__Record excerpts__.
***

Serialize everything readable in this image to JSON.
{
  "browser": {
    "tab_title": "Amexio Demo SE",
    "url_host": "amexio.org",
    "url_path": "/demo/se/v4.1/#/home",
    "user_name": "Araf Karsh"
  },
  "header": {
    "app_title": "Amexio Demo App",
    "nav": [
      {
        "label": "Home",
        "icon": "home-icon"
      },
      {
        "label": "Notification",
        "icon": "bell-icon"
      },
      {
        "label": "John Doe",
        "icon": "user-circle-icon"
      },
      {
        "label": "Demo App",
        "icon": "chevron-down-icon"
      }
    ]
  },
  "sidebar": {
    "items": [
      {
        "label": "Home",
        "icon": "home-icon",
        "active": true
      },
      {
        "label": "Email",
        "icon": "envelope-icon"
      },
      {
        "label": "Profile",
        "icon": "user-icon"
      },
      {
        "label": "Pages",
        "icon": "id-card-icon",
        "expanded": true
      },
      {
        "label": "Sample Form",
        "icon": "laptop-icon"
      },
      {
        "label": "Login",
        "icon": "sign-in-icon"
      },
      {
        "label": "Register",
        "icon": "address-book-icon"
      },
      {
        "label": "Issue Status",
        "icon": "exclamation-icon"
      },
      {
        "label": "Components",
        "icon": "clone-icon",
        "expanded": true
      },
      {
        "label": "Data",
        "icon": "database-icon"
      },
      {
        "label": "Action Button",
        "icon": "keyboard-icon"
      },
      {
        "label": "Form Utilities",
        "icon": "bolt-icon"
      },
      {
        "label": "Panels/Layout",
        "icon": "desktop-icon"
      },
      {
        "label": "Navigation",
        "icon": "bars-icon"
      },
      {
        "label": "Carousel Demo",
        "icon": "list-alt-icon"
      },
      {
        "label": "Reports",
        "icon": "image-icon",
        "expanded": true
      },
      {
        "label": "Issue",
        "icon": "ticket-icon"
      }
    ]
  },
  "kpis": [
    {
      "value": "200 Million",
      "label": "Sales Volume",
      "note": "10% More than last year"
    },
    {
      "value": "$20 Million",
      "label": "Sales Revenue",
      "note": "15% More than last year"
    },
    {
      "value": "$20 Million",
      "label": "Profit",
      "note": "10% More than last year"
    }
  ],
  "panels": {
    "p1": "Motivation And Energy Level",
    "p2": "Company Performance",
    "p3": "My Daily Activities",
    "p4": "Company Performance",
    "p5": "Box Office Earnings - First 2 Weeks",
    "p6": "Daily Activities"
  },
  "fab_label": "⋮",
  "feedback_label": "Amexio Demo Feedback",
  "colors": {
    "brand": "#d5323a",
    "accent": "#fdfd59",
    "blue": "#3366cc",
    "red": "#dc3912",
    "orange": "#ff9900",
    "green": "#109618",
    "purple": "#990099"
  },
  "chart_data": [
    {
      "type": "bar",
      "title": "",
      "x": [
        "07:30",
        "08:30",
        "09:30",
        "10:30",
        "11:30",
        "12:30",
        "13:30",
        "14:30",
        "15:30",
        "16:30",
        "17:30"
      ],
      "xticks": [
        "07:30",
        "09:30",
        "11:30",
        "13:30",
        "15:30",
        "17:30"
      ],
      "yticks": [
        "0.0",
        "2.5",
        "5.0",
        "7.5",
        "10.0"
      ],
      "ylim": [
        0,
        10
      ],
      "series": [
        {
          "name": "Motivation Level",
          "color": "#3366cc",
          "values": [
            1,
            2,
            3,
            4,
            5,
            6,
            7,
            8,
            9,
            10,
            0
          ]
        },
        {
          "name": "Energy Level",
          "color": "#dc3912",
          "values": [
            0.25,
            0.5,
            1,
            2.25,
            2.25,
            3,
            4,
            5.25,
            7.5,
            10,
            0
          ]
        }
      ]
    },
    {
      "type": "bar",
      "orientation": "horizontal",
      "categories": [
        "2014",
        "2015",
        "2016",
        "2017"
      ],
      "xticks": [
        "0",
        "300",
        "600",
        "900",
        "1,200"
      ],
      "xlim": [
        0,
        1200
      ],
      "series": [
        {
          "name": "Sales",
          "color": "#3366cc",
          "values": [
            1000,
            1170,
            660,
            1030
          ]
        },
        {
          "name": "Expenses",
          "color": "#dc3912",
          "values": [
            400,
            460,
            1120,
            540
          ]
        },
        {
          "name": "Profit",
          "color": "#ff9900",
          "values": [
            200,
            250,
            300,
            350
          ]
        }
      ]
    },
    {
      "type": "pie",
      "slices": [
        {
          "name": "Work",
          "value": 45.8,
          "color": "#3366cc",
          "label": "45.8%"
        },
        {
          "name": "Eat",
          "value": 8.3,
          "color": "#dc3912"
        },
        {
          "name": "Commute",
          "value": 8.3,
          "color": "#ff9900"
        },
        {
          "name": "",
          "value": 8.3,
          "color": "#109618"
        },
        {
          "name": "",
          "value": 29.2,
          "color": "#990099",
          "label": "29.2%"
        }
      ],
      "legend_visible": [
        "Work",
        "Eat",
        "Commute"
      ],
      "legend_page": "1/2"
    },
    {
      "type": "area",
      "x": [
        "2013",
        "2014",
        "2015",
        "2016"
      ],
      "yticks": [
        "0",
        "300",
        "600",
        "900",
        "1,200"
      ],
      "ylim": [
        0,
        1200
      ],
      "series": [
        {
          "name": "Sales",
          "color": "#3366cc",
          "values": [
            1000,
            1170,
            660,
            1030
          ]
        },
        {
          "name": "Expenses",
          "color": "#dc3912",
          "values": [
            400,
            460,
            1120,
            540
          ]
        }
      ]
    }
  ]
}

***

__Your objective__. Write the material out again in its entirety, exactly as shown.

__Full response__.
Serialize everything readable in this image to JSON.
{
  "browser": {
    "tab_title": "Amexio Demo SE",
    "url_host": "amexio.org",
    "url_path": "/demo/se/v4.1/#/home",
    "user_name": "Araf Karsh"
  },
  "header": {
    "app_title": "Amexio Demo App",
    "nav": [
      {
        "label": "Home",
        "icon": "home-icon"
      },
      {
        "label": "Notification",
        "icon": "bell-icon"
      },
      {
        "label": "John Doe",
        "icon": "user-circle-icon"
      },
      {
        "label": "Demo App",
        "icon": "chevron-down-icon"
      }
    ]
  },
  "sidebar": {
    "items": [
      {
        "label": "Home",
        "icon": "home-icon",
        "active": true
      },
      {
        "label": "Email",
        "icon": "envelope-icon"
      },
      {
        "label": "Profile",
        "icon": "user-icon"
      },
      {
        "label": "Pages",
        "icon": "id-card-icon",
        "expanded": true
      },
      {
        "label": "Sample Form",
        "icon": "laptop-icon"
      },
      {
        "label": "Login",
        "icon": "sign-in-icon"
      },
      {
        "label": "Register",
        "icon": "address-book-icon"
      },
      {
        "label": "Issue Status",
        "icon": "exclamation-icon"
      },
      {
        "label": "Components",
        "icon": "clone-icon",
        "expanded": true
      },
      {
        "label": "Data",
        "icon": "database-icon"
      },
      {
        "label": "Action Button",
        "icon": "keyboard-icon"
      },
      {
        "label": "Form Utilities",
        "icon": "bolt-icon"
      },
      {
        "label": "Panels/Layout",
        "icon": "desktop-icon"
      },
      {
        "label": "Navigation",
        "icon": "bars-icon"
      },
      {
        "label": "Carousel Demo",
        "icon": "list-alt-icon"
      },
      {
        "label": "Reports",
        "icon": "image-icon",
        "expanded": true
      },
      {
        "label": "Issue",
        "icon": "ticket-icon"
      }
    ]
  },
  "kpis": [
    {
      "value": "200 Million",
      "label": "Sales Volume",
      "note": "10% More than last year"
    },
    {
      "value": "$20 Million",
      "label": "Sales Revenue",
      "note": "15% More than last year"
    },
    {
      "value": "$20 Million",
      "label": "Profit",
      "note": "10% More than last year"
    }
  ],
  "panels": {
    "p1": "Motivation And Energy Level",
    "p2": "Company Performance",
    "p3": "My Daily Activities",
    "p4": "Company Performance",
    "p5": "Box Office Earnings - First 2 Weeks",
    "p6": "Daily Activities"
  },
  "fab_label": "⋮",
  "feedback_label": "Amexio Demo Feedback",
  "colors": {
    "brand": "#d5323a",
    "accent": "#fdfd59",
    "blue": "#3366cc",
    "red": "#dc3912",
    "orange": "#ff9900",
    "green": "#109618",
    "purple": "#990099"
  },
  "chart_data": [
    {
      "type": "bar",
      "title": "",
      "x": [
        "07:30",
        "08:30",
        "09:30",
        "10:30",
        "11:30",
        "12:30",
        "13:30",
        "14:30",
        "15:30",
        "16:30",
        "17:30"
      ],
      "xticks": [
        "07:30",
        "09:30",
        "11:30",
        "13:30",
        "15:30",
        "17:30"
      ],
      "yticks": [
        "0.0",
        "2.5",
        "5.0",
        "7.5",
        "10.0"
      ],
      "ylim": [
        0,
        10
      ],
      "series": [
        {
          "name": "Motivation Level",
          "color": "#3366cc",
          "values": [
            1,
            2,
            3,
            4,
            5,
            6,
            7,
            8,
            9,
            10,
            0
          ]
        },
        {
          "name": "Energy Level",
          "color": "#dc3912",
          "values": [
            0.25,
            0.5,
            1,
            2.25,
            2.25,
            3,
            4,
            5.25,
            7.5,
            10,
            0
          ]
        }
      ]
    },
    {
      "type": "bar",
      "orientation": "horizontal",
      "categories": [
        "2014",
        "2015",
        "2016",
        "2017"
      ],
      "xticks": [
        "0",
        "300",
        "600",
        "900",
        "1,200"
      ],
      "xlim": [
        0,
        1200
      ],
      "series": [
        {
          "name": "Sales",
          "color": "#3366cc",
          "values": [
            1000,
            1170,
            660,
            1030
          ]
        },
        {
          "name": "Expenses",
          "color": "#dc3912",
          "values": [
            400,
            460,
            1120,
            540
          ]
        },
        {
          "name": "Profit",
          "color": "#ff9900",
          "values": [
            200,
            250,
            300,
            350
          ]
        }
      ]
    },
    {
      "type": "pie",
      "slices": [
        {
          "name": "Work",
          "value": 45.8,
          "color": "#3366cc",
          "label": "45.8%"
        },
        {
          "name": "Eat",
          "value": 8.3,
          "color": "#dc3912"
        },
        {
          "name": "Commute",
          "value": 8.3,
          "color": "#ff9900"
        },
        {
          "name": "",
          "value": 8.3,
          "color": "#109618"
        },
        {
          "name": "",
          "value": 29.2,
          "color": "#990099",
          "label": "29.2%"
        }
      ],
      "legend_visible": [
        "Work",
        "Eat",
        "Commute"
      ],
      "legend_page": "1/2"
    },
    {
      "type": "area",
      "x": [
        "2013",
        "2014",
        "2015",
        "2016"
      ],
      "yticks": [
        "0",
        "300",
        "600",
        "900",
        "1,200"
      ],
      "ylim": [
        0,
        1200
      ],
      "series": [
        {
          "name": "Sales",
          "color": "#3366cc",
          "values": [
            1000,
            1170,
            660,
            1030
          ]
        },
        {
          "name": "Expenses",
          "color": "#dc3912",
          "values": [
            400,
            460,
            1120,
            540
          ]
        }
      ]
    }
  ]
}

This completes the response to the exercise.